+++ DATASET ROWS

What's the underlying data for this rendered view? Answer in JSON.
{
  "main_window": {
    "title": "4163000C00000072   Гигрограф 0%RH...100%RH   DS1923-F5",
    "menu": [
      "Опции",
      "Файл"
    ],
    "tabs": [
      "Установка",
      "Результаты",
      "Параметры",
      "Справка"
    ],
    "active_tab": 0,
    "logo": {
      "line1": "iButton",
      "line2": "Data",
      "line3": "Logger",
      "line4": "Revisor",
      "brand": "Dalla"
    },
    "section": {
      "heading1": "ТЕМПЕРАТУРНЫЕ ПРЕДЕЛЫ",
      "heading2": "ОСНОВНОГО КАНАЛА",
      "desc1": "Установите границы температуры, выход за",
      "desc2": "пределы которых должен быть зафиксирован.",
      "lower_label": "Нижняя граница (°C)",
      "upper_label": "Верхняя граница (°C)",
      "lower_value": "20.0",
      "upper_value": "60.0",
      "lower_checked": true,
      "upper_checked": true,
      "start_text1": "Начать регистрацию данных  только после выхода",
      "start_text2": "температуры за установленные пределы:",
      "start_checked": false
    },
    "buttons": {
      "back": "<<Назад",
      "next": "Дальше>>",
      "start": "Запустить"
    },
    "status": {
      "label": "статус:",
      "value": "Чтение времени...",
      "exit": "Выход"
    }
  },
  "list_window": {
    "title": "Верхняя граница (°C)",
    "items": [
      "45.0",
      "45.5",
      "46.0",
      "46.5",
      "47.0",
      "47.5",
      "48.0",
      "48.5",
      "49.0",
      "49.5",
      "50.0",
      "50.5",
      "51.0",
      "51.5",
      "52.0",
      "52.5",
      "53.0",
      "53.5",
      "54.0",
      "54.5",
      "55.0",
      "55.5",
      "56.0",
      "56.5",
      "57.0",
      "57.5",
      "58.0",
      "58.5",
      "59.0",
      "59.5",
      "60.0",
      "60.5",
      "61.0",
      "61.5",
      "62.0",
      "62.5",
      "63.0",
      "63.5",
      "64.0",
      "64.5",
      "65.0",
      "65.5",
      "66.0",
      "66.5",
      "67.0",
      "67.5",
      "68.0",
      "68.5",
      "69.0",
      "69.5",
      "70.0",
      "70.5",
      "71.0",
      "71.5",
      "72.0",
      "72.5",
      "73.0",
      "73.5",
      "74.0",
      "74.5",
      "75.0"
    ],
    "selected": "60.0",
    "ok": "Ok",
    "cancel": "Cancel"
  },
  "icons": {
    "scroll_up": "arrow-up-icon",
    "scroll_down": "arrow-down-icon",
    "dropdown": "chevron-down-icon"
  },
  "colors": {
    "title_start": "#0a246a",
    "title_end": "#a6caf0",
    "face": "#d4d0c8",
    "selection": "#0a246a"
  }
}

++++++

> [DIRECTIVE]
Copy every line of the listing that includes the string "true".

> [ANSWER TO THE EXERCISE]
      "lower_checked": true,
      "upper_checked": true,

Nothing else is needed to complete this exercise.